__GOAL__.
Transcribe every entry word for word, leaving out all images.

__RECORDS FOR THIS TASK__.
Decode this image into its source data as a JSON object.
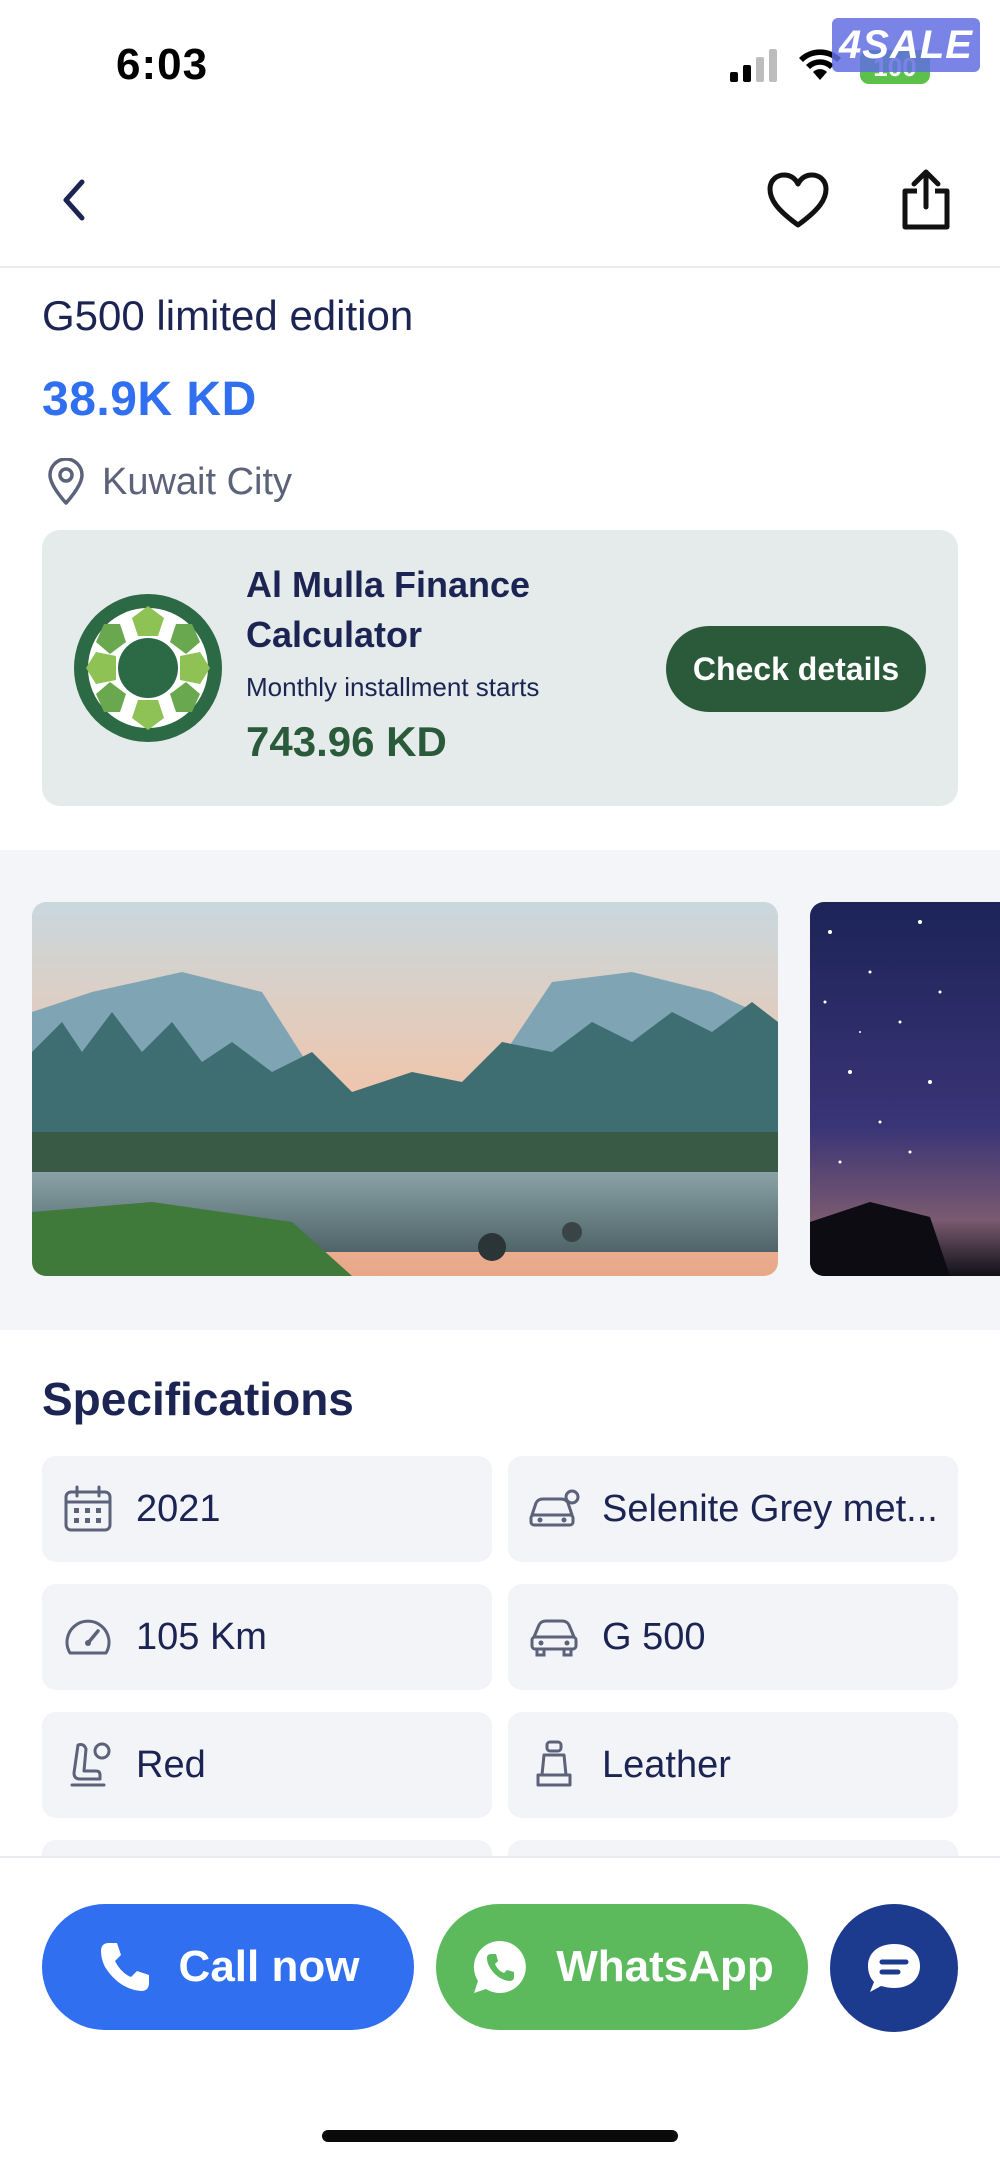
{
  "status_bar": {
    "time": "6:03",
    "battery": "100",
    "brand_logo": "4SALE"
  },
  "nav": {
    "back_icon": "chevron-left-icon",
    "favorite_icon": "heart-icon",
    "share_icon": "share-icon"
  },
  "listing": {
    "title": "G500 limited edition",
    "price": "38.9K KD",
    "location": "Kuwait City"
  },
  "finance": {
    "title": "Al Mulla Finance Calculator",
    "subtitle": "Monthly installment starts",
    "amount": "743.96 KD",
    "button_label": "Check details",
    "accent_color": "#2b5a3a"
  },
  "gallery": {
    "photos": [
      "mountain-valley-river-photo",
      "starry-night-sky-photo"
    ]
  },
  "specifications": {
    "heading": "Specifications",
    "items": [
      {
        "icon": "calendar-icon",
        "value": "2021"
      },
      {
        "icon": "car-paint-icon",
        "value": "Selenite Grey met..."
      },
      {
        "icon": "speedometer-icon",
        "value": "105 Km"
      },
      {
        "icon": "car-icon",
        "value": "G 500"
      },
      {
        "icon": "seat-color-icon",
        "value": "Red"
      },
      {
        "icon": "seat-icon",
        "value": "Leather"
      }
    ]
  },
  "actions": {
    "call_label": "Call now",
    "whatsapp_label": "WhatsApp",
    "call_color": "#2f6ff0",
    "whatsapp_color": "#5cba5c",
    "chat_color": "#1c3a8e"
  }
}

__TASK RESPONSE__.
Decode this image into its source data as a JSON object.
{
  "status_bar": {
    "time": "6:03",
    "battery": "100",
    "brand_logo": "4SALE"
  },
  "nav": {
    "back_icon": "chevron-left-icon",
    "favorite_icon": "heart-icon",
    "share_icon": "share-icon"
  },
  "listing": {
    "title": "G500 limited edition",
    "price": "38.9K KD",
    "location": "Kuwait City"
  },
  "finance": {
    "title": "Al Mulla Finance Calculator",
    "subtitle": "Monthly installment starts",
    "amount": "743.96 KD",
    "button_label": "Check details",
    "accent_color": "#2b5a3a"
  },
  "gallery": {
    "photos": [
      "mountain-valley-river-photo",
      "starry-night-sky-photo"
    ]
  },
  "specifications": {
    "heading": "Specifications",
    "items": [
      {
        "icon": "calendar-icon",
        "value": "2021"
      },
      {
        "icon": "car-paint-icon",
        "value": "Selenite Grey met..."
      },
      {
        "icon": "speedometer-icon",
        "value": "105 Km"
      },
      {
        "icon": "car-icon",
        "value": "G 500"
      },
      {
        "icon": "seat-color-icon",
        "value": "Red"
      },
      {
        "icon": "seat-icon",
        "value": "Leather"
      }
    ]
  },
  "actions": {
    "call_label": "Call now",
    "whatsapp_label": "WhatsApp",
    "call_color": "#2f6ff0",
    "whatsapp_color": "#5cba5c",
    "chat_color": "#1c3a8e"
  }
}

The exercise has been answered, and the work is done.